DATA FOR THIS EXERCISE:
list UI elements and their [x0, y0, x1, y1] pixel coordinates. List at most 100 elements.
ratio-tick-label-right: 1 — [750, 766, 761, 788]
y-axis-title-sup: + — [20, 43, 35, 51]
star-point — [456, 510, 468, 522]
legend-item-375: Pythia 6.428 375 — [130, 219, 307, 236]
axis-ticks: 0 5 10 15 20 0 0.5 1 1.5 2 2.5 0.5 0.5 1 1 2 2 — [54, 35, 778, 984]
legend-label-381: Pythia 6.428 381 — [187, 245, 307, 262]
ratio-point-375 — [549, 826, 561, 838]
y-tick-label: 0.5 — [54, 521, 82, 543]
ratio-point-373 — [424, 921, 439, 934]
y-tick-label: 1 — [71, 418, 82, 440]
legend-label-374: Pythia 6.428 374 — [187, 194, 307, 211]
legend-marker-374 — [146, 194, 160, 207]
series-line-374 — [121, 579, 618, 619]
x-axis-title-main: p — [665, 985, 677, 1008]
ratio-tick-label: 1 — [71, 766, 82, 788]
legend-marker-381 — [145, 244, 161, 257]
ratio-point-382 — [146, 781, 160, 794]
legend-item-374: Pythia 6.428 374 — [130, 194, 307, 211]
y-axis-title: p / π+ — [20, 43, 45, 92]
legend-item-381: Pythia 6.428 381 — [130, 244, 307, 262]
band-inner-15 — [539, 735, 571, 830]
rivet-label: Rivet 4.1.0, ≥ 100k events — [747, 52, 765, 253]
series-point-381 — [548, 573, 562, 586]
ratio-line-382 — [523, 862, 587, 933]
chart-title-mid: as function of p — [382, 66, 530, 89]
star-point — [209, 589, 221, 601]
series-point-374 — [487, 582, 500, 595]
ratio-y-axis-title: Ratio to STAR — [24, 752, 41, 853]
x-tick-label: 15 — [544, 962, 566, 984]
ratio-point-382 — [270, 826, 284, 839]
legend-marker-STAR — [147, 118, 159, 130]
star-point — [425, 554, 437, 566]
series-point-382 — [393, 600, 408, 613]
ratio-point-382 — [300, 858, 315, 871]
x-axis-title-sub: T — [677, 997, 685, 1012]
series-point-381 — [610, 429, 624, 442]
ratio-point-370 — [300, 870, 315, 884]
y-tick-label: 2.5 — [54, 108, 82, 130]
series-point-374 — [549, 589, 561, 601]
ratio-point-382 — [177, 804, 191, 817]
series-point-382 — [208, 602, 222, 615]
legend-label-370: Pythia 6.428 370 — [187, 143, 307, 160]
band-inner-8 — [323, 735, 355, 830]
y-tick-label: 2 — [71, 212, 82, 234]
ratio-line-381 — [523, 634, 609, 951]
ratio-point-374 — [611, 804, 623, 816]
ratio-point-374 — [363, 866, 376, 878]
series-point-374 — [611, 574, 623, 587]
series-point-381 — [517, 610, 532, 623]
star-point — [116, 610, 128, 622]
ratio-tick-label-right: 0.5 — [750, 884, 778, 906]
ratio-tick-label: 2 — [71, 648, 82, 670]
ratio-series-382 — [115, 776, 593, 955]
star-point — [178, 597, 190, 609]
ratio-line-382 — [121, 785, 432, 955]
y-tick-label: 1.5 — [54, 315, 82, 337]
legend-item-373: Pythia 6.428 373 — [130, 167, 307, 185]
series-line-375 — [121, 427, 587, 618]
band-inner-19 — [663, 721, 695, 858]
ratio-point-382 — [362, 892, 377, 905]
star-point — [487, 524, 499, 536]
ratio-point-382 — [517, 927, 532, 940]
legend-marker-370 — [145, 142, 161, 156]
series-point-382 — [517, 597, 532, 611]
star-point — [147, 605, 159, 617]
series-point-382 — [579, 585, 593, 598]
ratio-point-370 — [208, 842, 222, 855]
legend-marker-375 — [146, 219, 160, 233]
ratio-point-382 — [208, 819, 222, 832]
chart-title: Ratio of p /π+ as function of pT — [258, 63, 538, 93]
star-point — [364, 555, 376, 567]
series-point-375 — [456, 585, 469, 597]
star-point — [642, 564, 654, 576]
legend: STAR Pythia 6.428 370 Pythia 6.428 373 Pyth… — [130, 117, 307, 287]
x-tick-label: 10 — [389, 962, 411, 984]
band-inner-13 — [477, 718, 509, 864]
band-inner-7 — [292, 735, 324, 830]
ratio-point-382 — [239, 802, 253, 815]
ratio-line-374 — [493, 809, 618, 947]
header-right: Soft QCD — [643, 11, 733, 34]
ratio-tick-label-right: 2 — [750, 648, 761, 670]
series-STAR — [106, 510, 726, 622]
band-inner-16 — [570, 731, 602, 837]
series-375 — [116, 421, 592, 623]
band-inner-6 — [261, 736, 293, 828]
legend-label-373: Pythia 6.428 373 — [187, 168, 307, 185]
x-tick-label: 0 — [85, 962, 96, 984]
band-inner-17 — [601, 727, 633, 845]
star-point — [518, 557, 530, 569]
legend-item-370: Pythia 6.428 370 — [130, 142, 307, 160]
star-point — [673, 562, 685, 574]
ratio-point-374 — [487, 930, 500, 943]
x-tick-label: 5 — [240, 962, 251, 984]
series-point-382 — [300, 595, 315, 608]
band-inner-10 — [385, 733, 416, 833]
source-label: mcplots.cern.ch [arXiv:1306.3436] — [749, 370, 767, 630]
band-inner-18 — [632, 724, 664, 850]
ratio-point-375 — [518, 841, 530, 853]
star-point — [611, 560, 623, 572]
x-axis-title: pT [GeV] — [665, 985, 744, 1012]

STATED TASK:
Reproduce every line of the material above verbatim, keeping each character, symbol and coordinate unchanged.

FULL ANSWER:
list UI elements and their [x0, y0, x1, y1] pixel coordinates. List at most 100 elements.
ratio-tick-label-right: 1 — [750, 766, 761, 788]
y-axis-title-sup: + — [20, 43, 35, 51]
star-point — [456, 510, 468, 522]
legend-item-375: Pythia 6.428 375 — [130, 219, 307, 236]
axis-ticks: 0 5 10 15 20 0 0.5 1 1.5 2 2.5 0.5 0.5 1 1 2 2 — [54, 35, 778, 984]
legend-label-381: Pythia 6.428 381 — [187, 245, 307, 262]
ratio-point-375 — [549, 826, 561, 838]
y-tick-label: 0.5 — [54, 521, 82, 543]
ratio-point-373 — [424, 921, 439, 934]
y-tick-label: 1 — [71, 418, 82, 440]
legend-label-374: Pythia 6.428 374 — [187, 194, 307, 211]
legend-marker-374 — [146, 194, 160, 207]
series-line-374 — [121, 579, 618, 619]
x-axis-title-main: p — [665, 985, 677, 1008]
ratio-tick-label: 1 — [71, 766, 82, 788]
legend-marker-381 — [145, 244, 161, 257]
ratio-point-382 — [146, 781, 160, 794]
legend-item-374: Pythia 6.428 374 — [130, 194, 307, 211]
y-axis-title: p / π+ — [20, 43, 45, 92]
legend-item-381: Pythia 6.428 381 — [130, 244, 307, 262]
band-inner-15 — [539, 735, 571, 830]
rivet-label: Rivet 4.1.0, ≥ 100k events — [747, 52, 765, 253]
series-point-381 — [548, 573, 562, 586]
ratio-line-382 — [523, 862, 587, 933]
chart-title-mid: as function of p — [382, 66, 530, 89]
star-point — [209, 589, 221, 601]
series-point-374 — [487, 582, 500, 595]
ratio-y-axis-title: Ratio to STAR — [24, 752, 41, 853]
x-tick-label: 15 — [544, 962, 566, 984]
ratio-point-382 — [270, 826, 284, 839]
legend-marker-STAR — [147, 118, 159, 130]
star-point — [425, 554, 437, 566]
series-point-382 — [393, 600, 408, 613]
ratio-point-382 — [300, 858, 315, 871]
x-axis-title-sub: T — [677, 997, 685, 1012]
series-point-381 — [610, 429, 624, 442]
ratio-point-370 — [300, 870, 315, 884]
y-tick-label: 2.5 — [54, 108, 82, 130]
series-point-374 — [549, 589, 561, 601]
ratio-point-382 — [177, 804, 191, 817]
series-point-382 — [208, 602, 222, 615]
legend-label-370: Pythia 6.428 370 — [187, 143, 307, 160]
band-inner-8 — [323, 735, 355, 830]
y-tick-label: 2 — [71, 212, 82, 234]
ratio-line-381 — [523, 634, 609, 951]
ratio-point-374 — [611, 804, 623, 816]
ratio-point-374 — [363, 866, 376, 878]
series-point-374 — [611, 574, 623, 587]
series-point-381 — [517, 610, 532, 623]
star-point — [116, 610, 128, 622]
ratio-tick-label-right: 0.5 — [750, 884, 778, 906]
ratio-tick-label: 2 — [71, 648, 82, 670]
ratio-series-382 — [115, 776, 593, 955]
star-point — [178, 597, 190, 609]
ratio-line-382 — [121, 785, 432, 955]
y-tick-label: 1.5 — [54, 315, 82, 337]
legend-item-373: Pythia 6.428 373 — [130, 167, 307, 185]
series-line-375 — [121, 427, 587, 618]
band-inner-19 — [663, 721, 695, 858]
ratio-point-382 — [362, 892, 377, 905]
star-point — [487, 524, 499, 536]
ratio-point-382 — [517, 927, 532, 940]
legend-marker-370 — [145, 142, 161, 156]
series-point-382 — [517, 597, 532, 611]
star-point — [147, 605, 159, 617]
series-point-382 — [579, 585, 593, 598]
ratio-point-370 — [208, 842, 222, 855]
legend-marker-375 — [146, 219, 160, 233]
ratio-point-382 — [208, 819, 222, 832]
chart-title: Ratio of p /π+ as function of pT — [258, 63, 538, 93]
star-point — [364, 555, 376, 567]
series-point-375 — [456, 585, 469, 597]
star-point — [642, 564, 654, 576]
legend: STAR Pythia 6.428 370 Pythia 6.428 373 Pyth… — [130, 117, 307, 287]
x-tick-label: 10 — [389, 962, 411, 984]
band-inner-13 — [477, 718, 509, 864]
band-inner-7 — [292, 735, 324, 830]
ratio-point-382 — [239, 802, 253, 815]
ratio-line-374 — [493, 809, 618, 947]
header-right: Soft QCD — [643, 11, 733, 34]
ratio-tick-label-right: 2 — [750, 648, 761, 670]
series-STAR — [106, 510, 726, 622]
band-inner-16 — [570, 731, 602, 837]
series-375 — [116, 421, 592, 623]
band-inner-6 — [261, 736, 293, 828]
legend-label-373: Pythia 6.428 373 — [187, 168, 307, 185]
x-tick-label: 0 — [85, 962, 96, 984]
band-inner-17 — [601, 727, 633, 845]
star-point — [518, 557, 530, 569]
legend-item-370: Pythia 6.428 370 — [130, 142, 307, 160]
star-point — [673, 562, 685, 574]
ratio-point-374 — [487, 930, 500, 943]
x-tick-label: 5 — [240, 962, 251, 984]
series-point-382 — [300, 595, 315, 608]
band-inner-10 — [385, 733, 416, 833]
source-label: mcplots.cern.ch [arXiv:1306.3436] — [749, 370, 767, 630]
band-inner-18 — [632, 724, 664, 850]
ratio-point-375 — [518, 841, 530, 853]
star-point — [611, 560, 623, 572]
x-axis-title: pT [GeV] — [665, 985, 744, 1012]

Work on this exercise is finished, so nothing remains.